_About this exercise_.
Filter the entries below down to the lines that hold "cybersecurity".

• • • • •

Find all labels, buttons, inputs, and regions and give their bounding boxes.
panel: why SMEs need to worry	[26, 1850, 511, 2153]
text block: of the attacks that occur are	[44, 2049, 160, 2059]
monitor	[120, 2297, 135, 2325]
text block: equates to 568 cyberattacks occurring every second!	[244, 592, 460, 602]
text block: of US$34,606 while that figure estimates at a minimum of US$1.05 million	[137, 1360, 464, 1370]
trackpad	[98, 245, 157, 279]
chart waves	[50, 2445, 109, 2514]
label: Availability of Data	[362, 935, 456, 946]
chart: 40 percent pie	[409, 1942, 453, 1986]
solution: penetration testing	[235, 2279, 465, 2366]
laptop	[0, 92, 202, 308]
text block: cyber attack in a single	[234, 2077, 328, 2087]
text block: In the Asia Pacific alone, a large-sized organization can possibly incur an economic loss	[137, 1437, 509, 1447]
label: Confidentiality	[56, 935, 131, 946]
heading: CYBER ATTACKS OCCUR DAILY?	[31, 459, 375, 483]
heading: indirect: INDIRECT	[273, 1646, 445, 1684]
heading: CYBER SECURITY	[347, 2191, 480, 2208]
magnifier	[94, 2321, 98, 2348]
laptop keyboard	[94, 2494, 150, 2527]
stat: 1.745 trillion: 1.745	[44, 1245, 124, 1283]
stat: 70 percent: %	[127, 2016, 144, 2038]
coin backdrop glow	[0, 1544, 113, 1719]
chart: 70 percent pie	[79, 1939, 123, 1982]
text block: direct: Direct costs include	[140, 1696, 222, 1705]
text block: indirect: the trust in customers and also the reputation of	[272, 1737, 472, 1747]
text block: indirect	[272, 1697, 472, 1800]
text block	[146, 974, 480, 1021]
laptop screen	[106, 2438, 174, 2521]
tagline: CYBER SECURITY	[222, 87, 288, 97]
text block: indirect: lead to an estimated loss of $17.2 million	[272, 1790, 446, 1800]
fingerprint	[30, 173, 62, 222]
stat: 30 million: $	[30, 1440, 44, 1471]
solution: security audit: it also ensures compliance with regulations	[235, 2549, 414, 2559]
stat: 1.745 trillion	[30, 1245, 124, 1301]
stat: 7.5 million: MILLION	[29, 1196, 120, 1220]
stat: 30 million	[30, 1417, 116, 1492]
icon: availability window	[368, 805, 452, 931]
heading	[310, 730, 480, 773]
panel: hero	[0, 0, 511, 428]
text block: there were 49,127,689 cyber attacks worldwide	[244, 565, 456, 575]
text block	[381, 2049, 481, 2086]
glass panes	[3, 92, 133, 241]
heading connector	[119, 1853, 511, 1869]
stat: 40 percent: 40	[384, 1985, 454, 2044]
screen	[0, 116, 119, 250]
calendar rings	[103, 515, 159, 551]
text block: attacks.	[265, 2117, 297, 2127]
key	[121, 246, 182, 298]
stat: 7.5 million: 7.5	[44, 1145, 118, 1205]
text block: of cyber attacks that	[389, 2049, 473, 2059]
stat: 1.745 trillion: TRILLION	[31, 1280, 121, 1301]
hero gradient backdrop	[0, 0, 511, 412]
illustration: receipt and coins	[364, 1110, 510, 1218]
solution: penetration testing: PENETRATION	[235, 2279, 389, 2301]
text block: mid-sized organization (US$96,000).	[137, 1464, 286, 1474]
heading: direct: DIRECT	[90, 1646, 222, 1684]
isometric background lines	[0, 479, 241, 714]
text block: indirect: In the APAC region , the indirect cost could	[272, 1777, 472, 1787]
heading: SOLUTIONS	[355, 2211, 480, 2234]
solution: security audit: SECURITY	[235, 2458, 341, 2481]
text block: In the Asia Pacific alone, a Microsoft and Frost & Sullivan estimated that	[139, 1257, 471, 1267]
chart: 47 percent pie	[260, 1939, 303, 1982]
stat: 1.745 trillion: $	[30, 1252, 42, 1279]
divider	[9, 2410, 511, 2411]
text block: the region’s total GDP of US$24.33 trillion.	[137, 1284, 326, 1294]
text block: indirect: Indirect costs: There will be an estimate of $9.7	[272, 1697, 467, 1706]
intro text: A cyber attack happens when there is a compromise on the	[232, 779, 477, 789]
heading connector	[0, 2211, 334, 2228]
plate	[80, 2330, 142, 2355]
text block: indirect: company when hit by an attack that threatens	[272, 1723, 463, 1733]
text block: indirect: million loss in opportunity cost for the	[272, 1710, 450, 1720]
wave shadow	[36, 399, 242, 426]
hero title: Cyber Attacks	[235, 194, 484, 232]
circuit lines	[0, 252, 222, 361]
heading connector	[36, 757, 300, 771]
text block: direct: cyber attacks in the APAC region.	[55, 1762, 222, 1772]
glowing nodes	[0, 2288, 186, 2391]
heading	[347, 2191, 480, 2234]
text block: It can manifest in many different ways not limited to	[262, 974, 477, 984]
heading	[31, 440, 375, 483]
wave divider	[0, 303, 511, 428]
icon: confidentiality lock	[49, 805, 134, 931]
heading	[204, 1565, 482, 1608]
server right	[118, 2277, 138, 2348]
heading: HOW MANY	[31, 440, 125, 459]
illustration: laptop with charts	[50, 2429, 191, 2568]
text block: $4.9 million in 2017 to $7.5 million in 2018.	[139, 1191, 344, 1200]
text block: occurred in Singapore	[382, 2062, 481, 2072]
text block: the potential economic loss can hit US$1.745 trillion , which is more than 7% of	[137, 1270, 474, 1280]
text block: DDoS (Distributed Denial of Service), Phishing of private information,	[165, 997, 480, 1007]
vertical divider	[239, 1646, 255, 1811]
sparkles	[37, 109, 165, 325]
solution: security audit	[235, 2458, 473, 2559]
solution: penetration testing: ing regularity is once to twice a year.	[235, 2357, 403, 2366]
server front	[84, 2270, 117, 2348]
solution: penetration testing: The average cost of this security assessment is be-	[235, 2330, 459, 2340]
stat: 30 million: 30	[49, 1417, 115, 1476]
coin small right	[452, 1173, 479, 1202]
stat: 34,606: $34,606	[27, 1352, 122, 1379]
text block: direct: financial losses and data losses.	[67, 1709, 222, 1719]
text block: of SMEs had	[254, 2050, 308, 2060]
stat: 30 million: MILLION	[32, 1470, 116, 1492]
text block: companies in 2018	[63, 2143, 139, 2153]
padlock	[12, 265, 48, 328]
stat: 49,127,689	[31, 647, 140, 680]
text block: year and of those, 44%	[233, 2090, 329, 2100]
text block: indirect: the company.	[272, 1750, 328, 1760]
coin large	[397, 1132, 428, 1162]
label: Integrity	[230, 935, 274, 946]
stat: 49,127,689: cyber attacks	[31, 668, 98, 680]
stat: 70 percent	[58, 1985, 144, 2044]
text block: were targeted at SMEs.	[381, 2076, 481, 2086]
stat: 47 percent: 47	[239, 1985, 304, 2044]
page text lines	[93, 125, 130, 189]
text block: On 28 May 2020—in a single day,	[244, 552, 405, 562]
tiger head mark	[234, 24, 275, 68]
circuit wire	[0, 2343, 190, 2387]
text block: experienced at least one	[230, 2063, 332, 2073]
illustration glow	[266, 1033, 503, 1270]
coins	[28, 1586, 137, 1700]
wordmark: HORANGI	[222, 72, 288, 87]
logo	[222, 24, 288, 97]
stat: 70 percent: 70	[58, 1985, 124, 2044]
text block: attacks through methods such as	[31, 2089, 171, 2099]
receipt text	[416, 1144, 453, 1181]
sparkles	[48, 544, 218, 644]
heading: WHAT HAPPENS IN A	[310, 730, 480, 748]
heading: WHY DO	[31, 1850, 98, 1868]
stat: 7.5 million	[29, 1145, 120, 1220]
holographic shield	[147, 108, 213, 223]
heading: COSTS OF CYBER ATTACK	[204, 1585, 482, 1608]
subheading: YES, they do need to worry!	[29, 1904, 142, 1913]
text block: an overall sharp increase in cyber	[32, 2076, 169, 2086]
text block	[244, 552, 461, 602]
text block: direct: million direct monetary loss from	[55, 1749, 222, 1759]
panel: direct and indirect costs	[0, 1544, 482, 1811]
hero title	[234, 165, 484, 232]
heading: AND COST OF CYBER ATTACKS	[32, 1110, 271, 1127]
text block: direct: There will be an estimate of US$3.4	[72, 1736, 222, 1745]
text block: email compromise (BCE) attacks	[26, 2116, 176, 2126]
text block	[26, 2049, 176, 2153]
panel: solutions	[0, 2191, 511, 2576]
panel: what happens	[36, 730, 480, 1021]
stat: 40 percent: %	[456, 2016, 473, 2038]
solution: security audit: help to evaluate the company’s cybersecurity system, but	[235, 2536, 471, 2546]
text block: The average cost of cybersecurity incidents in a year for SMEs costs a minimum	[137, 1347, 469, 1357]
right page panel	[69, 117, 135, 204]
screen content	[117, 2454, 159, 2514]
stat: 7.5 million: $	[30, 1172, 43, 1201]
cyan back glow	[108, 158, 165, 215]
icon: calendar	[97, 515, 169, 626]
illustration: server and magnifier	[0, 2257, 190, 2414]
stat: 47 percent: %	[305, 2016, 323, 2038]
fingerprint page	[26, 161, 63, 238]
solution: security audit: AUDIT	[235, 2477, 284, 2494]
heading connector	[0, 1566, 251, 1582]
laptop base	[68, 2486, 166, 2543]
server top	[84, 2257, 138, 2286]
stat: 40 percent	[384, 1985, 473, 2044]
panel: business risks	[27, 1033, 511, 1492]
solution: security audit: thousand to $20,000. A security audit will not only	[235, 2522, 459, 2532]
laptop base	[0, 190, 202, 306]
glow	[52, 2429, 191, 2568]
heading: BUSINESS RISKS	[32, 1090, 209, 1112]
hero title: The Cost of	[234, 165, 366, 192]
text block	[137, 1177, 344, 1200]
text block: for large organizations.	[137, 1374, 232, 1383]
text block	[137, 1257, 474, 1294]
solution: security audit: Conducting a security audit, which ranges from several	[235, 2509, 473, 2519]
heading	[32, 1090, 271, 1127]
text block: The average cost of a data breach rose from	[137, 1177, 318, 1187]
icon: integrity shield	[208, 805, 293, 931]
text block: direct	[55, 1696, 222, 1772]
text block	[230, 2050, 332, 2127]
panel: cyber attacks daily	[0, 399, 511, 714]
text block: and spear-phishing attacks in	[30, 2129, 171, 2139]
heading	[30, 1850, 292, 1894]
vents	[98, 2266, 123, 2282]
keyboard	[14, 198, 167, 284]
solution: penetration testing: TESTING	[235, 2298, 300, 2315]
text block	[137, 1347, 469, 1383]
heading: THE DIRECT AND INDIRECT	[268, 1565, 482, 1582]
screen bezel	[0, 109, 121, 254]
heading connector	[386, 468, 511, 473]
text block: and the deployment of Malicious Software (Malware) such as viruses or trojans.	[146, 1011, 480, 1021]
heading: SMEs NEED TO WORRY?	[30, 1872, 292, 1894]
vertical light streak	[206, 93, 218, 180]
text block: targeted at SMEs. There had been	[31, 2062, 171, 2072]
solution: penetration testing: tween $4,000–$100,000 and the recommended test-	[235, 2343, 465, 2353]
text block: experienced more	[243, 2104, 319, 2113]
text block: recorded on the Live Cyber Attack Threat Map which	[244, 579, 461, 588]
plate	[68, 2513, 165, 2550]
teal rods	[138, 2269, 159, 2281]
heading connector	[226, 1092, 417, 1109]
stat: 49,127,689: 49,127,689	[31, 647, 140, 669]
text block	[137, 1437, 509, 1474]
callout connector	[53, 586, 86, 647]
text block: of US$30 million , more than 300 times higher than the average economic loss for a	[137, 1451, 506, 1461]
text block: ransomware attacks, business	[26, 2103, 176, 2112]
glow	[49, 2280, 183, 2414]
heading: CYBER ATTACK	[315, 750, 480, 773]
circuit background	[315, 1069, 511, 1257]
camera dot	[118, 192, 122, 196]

• • • • •

_Answer box_.
solution: security audit: help to evaluate the company’s cybersecurity system, but	[235, 2536, 471, 2546]
text block: The average cost of cybersecurity incidents in a year for SMEs costs a minimum	[137, 1347, 469, 1357]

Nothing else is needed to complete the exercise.